### TO DO
Each line of the listing that contains the word "destinations" is to be copied.

━━━━━━━━

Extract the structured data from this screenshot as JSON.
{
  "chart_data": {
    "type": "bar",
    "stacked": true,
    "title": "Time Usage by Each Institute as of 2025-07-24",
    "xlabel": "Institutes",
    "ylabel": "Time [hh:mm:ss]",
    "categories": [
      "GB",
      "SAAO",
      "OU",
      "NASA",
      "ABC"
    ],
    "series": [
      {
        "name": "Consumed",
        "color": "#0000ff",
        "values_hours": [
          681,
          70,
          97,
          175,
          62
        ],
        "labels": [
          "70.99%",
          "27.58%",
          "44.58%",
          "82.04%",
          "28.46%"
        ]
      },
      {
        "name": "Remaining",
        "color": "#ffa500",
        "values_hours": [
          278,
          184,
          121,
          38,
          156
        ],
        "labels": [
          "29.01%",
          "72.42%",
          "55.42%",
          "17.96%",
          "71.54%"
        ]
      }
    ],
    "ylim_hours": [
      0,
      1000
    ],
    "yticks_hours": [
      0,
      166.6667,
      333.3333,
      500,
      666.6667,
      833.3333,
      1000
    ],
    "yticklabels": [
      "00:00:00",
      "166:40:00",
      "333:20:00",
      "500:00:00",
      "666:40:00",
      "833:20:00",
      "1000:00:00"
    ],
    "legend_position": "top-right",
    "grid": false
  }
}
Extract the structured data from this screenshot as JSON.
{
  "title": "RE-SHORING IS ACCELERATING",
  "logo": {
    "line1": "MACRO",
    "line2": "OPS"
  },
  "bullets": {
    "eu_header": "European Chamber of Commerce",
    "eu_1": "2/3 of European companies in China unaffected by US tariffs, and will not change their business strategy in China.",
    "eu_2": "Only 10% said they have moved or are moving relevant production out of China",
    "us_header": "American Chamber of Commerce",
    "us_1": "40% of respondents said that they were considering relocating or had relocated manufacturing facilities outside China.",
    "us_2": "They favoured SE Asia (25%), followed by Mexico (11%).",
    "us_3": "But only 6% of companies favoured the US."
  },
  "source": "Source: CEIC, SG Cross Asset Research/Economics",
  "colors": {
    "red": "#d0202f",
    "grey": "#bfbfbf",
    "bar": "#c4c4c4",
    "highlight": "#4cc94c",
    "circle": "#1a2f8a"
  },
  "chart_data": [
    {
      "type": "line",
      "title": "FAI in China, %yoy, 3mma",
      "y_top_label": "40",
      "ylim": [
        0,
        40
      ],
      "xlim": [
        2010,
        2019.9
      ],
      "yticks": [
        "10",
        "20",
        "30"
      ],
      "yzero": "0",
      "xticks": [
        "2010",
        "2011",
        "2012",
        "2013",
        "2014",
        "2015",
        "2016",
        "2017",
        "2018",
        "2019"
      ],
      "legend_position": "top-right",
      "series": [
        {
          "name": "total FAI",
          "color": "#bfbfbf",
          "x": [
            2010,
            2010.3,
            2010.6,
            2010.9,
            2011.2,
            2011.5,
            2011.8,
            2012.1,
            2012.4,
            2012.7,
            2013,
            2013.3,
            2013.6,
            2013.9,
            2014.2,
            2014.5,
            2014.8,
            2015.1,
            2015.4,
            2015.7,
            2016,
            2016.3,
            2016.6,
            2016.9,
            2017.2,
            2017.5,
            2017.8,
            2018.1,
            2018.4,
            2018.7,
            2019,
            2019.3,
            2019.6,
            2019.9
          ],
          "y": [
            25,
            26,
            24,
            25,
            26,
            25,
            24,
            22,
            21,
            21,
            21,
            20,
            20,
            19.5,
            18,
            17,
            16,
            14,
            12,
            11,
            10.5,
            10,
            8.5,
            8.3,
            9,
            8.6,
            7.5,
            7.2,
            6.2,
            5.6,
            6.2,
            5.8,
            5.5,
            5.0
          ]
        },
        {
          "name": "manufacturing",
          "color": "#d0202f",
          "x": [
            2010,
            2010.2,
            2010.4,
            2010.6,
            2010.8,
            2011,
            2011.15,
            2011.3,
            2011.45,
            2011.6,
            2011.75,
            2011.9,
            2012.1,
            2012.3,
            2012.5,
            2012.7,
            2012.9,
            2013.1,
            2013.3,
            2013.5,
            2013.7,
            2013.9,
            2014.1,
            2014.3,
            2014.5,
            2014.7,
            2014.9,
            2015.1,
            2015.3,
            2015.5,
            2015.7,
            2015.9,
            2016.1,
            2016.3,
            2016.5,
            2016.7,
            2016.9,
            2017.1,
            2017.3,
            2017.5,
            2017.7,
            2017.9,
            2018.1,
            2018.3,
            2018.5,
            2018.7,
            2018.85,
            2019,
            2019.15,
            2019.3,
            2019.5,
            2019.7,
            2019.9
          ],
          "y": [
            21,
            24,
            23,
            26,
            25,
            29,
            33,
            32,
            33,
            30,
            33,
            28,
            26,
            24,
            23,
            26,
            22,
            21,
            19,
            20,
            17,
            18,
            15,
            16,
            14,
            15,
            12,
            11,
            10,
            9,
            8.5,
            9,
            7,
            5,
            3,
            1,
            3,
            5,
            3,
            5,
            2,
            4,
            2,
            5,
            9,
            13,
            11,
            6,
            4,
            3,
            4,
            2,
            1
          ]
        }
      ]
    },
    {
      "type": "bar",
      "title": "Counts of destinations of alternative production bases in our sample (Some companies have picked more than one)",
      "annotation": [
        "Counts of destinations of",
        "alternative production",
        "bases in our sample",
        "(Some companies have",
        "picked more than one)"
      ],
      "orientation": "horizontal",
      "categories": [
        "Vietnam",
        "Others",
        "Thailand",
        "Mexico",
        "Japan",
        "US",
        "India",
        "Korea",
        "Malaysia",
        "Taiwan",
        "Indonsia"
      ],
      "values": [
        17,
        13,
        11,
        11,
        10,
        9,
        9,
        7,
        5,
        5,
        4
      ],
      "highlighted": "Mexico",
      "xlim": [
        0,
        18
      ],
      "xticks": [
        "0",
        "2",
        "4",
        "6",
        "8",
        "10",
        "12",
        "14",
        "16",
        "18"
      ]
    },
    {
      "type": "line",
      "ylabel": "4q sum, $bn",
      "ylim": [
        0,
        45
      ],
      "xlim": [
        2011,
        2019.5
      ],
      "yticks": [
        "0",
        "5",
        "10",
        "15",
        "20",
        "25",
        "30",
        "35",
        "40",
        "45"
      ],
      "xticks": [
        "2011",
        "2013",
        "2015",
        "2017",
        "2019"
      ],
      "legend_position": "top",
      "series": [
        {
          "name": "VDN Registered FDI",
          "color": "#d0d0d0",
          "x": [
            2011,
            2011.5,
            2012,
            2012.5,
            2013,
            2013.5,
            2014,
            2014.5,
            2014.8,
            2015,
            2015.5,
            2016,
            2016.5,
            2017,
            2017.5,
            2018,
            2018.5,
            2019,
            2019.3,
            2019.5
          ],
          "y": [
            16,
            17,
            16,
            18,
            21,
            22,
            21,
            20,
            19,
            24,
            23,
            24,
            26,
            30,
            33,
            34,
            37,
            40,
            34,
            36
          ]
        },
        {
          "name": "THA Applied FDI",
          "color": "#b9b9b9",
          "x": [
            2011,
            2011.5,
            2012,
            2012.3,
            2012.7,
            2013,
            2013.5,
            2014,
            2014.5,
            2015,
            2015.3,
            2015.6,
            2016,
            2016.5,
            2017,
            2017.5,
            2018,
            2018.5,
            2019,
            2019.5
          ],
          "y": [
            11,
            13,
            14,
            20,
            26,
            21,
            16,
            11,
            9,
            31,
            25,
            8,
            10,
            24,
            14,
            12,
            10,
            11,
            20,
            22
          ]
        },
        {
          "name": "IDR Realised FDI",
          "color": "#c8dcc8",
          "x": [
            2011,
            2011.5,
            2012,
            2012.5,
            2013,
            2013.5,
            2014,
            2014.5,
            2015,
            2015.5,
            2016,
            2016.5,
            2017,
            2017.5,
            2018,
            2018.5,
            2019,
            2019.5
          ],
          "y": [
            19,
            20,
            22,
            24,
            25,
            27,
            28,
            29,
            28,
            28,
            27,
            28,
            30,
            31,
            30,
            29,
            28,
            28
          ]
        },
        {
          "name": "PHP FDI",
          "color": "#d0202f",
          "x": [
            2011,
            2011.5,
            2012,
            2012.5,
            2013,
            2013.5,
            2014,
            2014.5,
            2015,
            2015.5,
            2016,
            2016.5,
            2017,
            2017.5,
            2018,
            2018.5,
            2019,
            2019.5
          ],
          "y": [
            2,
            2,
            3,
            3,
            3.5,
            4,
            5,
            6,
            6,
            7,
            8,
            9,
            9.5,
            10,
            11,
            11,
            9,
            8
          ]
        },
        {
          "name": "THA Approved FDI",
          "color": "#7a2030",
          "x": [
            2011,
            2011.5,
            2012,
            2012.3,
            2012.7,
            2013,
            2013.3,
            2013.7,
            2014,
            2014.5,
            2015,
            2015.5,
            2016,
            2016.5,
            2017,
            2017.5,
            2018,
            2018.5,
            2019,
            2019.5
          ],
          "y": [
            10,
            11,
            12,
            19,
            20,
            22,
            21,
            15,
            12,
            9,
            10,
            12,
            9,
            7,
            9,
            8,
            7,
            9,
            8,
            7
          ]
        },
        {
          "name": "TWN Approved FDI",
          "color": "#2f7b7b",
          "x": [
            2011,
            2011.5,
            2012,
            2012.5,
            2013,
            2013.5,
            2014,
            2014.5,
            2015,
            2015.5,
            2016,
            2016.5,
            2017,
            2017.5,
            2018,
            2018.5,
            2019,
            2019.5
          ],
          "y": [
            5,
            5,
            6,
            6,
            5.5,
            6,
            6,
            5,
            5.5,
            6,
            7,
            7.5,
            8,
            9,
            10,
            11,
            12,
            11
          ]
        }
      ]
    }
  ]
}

━━━━━━━━

### COMPLETE ANSWER
      "title": "Counts of destinations of alternative production bases in our sample (Some companies have picked more than one)",
        "Counts of destinations of",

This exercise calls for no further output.